### RECORDS FOR THIS TASK
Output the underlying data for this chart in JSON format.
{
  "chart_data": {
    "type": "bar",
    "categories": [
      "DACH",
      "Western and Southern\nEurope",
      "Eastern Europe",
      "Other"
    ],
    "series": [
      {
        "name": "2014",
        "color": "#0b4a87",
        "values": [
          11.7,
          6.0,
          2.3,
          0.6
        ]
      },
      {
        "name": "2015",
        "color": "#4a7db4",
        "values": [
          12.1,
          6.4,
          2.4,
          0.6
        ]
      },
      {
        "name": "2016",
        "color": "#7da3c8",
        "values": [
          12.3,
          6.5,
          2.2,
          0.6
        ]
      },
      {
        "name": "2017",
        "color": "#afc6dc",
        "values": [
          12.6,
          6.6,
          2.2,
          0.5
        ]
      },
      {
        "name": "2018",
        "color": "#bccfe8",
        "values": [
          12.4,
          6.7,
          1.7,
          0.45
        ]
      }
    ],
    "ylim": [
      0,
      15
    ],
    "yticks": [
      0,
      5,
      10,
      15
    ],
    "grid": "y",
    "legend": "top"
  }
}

### WRITTEN INSTRUCTION
Reproduce each line of the material above precisely.

### RESULT OF THIS TASK
Output the underlying data for this chart in JSON format.
{
  "chart_data": {
    "type": "bar",
    "categories": [
      "DACH",
      "Western and Southern\nEurope",
      "Eastern Europe",
      "Other"
    ],
    "series": [
      {
        "name": "2014",
        "color": "#0b4a87",
        "values": [
          11.7,
          6.0,
          2.3,
          0.6
        ]
      },
      {
        "name": "2015",
        "color": "#4a7db4",
        "values": [
          12.1,
          6.4,
          2.4,
          0.6
        ]
      },
      {
        "name": "2016",
        "color": "#7da3c8",
        "values": [
          12.3,
          6.5,
          2.2,
          0.6
        ]
      },
      {
        "name": "2017",
        "color": "#afc6dc",
        "values": [
          12.6,
          6.6,
          2.2,
          0.5
        ]
      },
      {
        "name": "2018",
        "color": "#bccfe8",
        "values": [
          12.4,
          6.7,
          1.7,
          0.45
        ]
      }
    ],
    "ylim": [
      0,
      15
    ],
    "yticks": [
      0,
      5,
      10,
      15
    ],
    "grid": "y",
    "legend": "top"
  }
}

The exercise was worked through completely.